### Materials provided
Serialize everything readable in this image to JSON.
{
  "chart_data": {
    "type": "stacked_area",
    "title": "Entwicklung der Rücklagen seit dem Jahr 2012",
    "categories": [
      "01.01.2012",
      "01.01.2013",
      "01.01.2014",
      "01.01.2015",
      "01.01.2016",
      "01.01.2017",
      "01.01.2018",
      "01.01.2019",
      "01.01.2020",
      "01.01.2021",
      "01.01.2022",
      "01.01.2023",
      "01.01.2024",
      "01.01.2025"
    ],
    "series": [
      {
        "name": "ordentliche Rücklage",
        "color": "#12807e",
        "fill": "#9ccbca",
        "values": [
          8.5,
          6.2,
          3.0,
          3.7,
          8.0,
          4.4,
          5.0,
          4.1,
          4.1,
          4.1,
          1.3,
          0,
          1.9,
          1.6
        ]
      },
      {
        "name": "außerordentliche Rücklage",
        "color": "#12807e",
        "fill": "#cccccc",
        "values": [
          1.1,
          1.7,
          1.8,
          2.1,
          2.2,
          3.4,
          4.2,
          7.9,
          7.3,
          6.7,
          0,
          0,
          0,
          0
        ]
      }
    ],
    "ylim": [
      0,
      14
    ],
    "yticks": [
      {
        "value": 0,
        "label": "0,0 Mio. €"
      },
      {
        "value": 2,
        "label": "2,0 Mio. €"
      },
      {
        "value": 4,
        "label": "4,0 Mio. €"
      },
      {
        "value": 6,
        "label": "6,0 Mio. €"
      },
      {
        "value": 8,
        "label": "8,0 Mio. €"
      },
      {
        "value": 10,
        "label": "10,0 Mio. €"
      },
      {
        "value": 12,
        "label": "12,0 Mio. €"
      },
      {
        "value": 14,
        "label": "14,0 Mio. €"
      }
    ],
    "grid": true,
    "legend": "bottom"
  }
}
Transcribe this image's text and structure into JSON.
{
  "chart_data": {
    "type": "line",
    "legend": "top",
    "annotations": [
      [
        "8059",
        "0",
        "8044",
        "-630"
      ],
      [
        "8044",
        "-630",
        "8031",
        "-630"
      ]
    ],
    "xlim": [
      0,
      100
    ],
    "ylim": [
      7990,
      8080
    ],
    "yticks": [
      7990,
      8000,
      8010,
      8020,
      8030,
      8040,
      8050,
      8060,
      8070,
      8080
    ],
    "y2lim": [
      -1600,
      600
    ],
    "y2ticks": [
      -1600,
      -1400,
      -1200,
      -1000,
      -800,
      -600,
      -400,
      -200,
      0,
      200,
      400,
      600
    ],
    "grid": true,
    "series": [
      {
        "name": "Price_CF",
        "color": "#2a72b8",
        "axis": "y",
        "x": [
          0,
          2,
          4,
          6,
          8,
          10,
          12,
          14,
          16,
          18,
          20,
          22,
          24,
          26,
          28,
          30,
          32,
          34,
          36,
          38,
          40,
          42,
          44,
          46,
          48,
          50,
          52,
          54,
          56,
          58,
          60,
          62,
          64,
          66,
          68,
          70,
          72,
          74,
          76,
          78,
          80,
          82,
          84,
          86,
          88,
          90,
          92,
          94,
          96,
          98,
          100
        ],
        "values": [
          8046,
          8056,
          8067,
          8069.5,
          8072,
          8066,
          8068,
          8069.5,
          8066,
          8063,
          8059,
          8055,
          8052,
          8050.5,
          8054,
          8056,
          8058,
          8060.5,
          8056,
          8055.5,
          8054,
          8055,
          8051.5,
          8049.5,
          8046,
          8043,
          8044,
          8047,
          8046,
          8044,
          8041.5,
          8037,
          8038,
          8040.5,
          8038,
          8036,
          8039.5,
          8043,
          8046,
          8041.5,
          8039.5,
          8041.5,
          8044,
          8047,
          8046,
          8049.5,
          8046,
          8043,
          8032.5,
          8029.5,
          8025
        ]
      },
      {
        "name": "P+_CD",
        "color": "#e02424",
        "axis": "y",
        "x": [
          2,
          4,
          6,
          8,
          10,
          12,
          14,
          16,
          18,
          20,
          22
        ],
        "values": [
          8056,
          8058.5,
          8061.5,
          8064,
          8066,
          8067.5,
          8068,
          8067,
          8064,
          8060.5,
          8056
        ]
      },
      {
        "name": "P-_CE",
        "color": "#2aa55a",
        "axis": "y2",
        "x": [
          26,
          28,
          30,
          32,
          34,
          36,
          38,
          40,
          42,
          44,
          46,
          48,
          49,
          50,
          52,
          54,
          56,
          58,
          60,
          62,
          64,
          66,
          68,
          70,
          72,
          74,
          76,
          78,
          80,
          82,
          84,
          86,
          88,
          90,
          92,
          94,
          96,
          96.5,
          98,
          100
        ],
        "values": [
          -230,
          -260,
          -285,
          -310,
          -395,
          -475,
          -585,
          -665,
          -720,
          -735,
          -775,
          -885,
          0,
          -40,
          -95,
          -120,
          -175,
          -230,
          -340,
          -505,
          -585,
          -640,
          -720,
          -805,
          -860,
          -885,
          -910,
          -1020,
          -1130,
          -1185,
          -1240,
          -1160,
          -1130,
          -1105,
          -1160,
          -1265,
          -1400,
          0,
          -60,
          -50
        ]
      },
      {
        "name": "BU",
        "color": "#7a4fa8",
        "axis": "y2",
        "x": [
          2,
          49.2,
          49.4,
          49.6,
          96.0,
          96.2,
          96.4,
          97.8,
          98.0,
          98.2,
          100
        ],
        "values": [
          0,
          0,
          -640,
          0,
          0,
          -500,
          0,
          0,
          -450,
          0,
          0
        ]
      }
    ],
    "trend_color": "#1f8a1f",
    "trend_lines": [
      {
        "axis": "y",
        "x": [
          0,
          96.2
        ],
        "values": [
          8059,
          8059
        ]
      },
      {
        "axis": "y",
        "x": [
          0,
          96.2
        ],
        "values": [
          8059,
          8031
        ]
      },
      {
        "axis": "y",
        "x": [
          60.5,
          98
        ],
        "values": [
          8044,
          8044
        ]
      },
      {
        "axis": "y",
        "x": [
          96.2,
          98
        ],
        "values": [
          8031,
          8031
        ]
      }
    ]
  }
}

### Your objective
Every entry needs to be retyped exactly.

### Solution below
Serialize everything readable in this image to JSON.
{
  "chart_data": {
    "type": "stacked_area",
    "title": "Entwicklung der Rücklagen seit dem Jahr 2012",
    "categories": [
      "01.01.2012",
      "01.01.2013",
      "01.01.2014",
      "01.01.2015",
      "01.01.2016",
      "01.01.2017",
      "01.01.2018",
      "01.01.2019",
      "01.01.2020",
      "01.01.2021",
      "01.01.2022",
      "01.01.2023",
      "01.01.2024",
      "01.01.2025"
    ],
    "series": [
      {
        "name": "ordentliche Rücklage",
        "color": "#12807e",
        "fill": "#9ccbca",
        "values": [
          8.5,
          6.2,
          3.0,
          3.7,
          8.0,
          4.4,
          5.0,
          4.1,
          4.1,
          4.1,
          1.3,
          0,
          1.9,
          1.6
        ]
      },
      {
        "name": "außerordentliche Rücklage",
        "color": "#12807e",
        "fill": "#cccccc",
        "values": [
          1.1,
          1.7,
          1.8,
          2.1,
          2.2,
          3.4,
          4.2,
          7.9,
          7.3,
          6.7,
          0,
          0,
          0,
          0
        ]
      }
    ],
    "ylim": [
      0,
      14
    ],
    "yticks": [
      {
        "value": 0,
        "label": "0,0 Mio. €"
      },
      {
        "value": 2,
        "label": "2,0 Mio. €"
      },
      {
        "value": 4,
        "label": "4,0 Mio. €"
      },
      {
        "value": 6,
        "label": "6,0 Mio. €"
      },
      {
        "value": 8,
        "label": "8,0 Mio. €"
      },
      {
        "value": 10,
        "label": "10,0 Mio. €"
      },
      {
        "value": 12,
        "label": "12,0 Mio. €"
      },
      {
        "value": 14,
        "label": "14,0 Mio. €"
      }
    ],
    "grid": true,
    "legend": "bottom"
  }
}
Transcribe this image's text and structure into JSON.
{
  "chart_data": {
    "type": "line",
    "legend": "top",
    "annotations": [
      [
        "8059",
        "0",
        "8044",
        "-630"
      ],
      [
        "8044",
        "-630",
        "8031",
        "-630"
      ]
    ],
    "xlim": [
      0,
      100
    ],
    "ylim": [
      7990,
      8080
    ],
    "yticks": [
      7990,
      8000,
      8010,
      8020,
      8030,
      8040,
      8050,
      8060,
      8070,
      8080
    ],
    "y2lim": [
      -1600,
      600
    ],
    "y2ticks": [
      -1600,
      -1400,
      -1200,
      -1000,
      -800,
      -600,
      -400,
      -200,
      0,
      200,
      400,
      600
    ],
    "grid": true,
    "series": [
      {
        "name": "Price_CF",
        "color": "#2a72b8",
        "axis": "y",
        "x": [
          0,
          2,
          4,
          6,
          8,
          10,
          12,
          14,
          16,
          18,
          20,
          22,
          24,
          26,
          28,
          30,
          32,
          34,
          36,
          38,
          40,
          42,
          44,
          46,
          48,
          50,
          52,
          54,
          56,
          58,
          60,
          62,
          64,
          66,
          68,
          70,
          72,
          74,
          76,
          78,
          80,
          82,
          84,
          86,
          88,
          90,
          92,
          94,
          96,
          98,
          100
        ],
        "values": [
          8046,
          8056,
          8067,
          8069.5,
          8072,
          8066,
          8068,
          8069.5,
          8066,
          8063,
          8059,
          8055,
          8052,
          8050.5,
          8054,
          8056,
          8058,
          8060.5,
          8056,
          8055.5,
          8054,
          8055,
          8051.5,
          8049.5,
          8046,
          8043,
          8044,
          8047,
          8046,
          8044,
          8041.5,
          8037,
          8038,
          8040.5,
          8038,
          8036,
          8039.5,
          8043,
          8046,
          8041.5,
          8039.5,
          8041.5,
          8044,
          8047,
          8046,
          8049.5,
          8046,
          8043,
          8032.5,
          8029.5,
          8025
        ]
      },
      {
        "name": "P+_CD",
        "color": "#e02424",
        "axis": "y",
        "x": [
          2,
          4,
          6,
          8,
          10,
          12,
          14,
          16,
          18,
          20,
          22
        ],
        "values": [
          8056,
          8058.5,
          8061.5,
          8064,
          8066,
          8067.5,
          8068,
          8067,
          8064,
          8060.5,
          8056
        ]
      },
      {
        "name": "P-_CE",
        "color": "#2aa55a",
        "axis": "y2",
        "x": [
          26,
          28,
          30,
          32,
          34,
          36,
          38,
          40,
          42,
          44,
          46,
          48,
          49,
          50,
          52,
          54,
          56,
          58,
          60,
          62,
          64,
          66,
          68,
          70,
          72,
          74,
          76,
          78,
          80,
          82,
          84,
          86,
          88,
          90,
          92,
          94,
          96,
          96.5,
          98,
          100
        ],
        "values": [
          -230,
          -260,
          -285,
          -310,
          -395,
          -475,
          -585,
          -665,
          -720,
          -735,
          -775,
          -885,
          0,
          -40,
          -95,
          -120,
          -175,
          -230,
          -340,
          -505,
          -585,
          -640,
          -720,
          -805,
          -860,
          -885,
          -910,
          -1020,
          -1130,
          -1185,
          -1240,
          -1160,
          -1130,
          -1105,
          -1160,
          -1265,
          -1400,
          0,
          -60,
          -50
        ]
      },
      {
        "name": "BU",
        "color": "#7a4fa8",
        "axis": "y2",
        "x": [
          2,
          49.2,
          49.4,
          49.6,
          96.0,
          96.2,
          96.4,
          97.8,
          98.0,
          98.2,
          100
        ],
        "values": [
          0,
          0,
          -640,
          0,
          0,
          -500,
          0,
          0,
          -450,
          0,
          0
        ]
      }
    ],
    "trend_color": "#1f8a1f",
    "trend_lines": [
      {
        "axis": "y",
        "x": [
          0,
          96.2
        ],
        "values": [
          8059,
          8059
        ]
      },
      {
        "axis": "y",
        "x": [
          0,
          96.2
        ],
        "values": [
          8059,
          8031
        ]
      },
      {
        "axis": "y",
        "x": [
          60.5,
          98
        ],
        "values": [
          8044,
          8044
        ]
      },
      {
        "axis": "y",
        "x": [
          96.2,
          98
        ],
        "values": [
          8031,
          8031
        ]
      }
    ]
  }
}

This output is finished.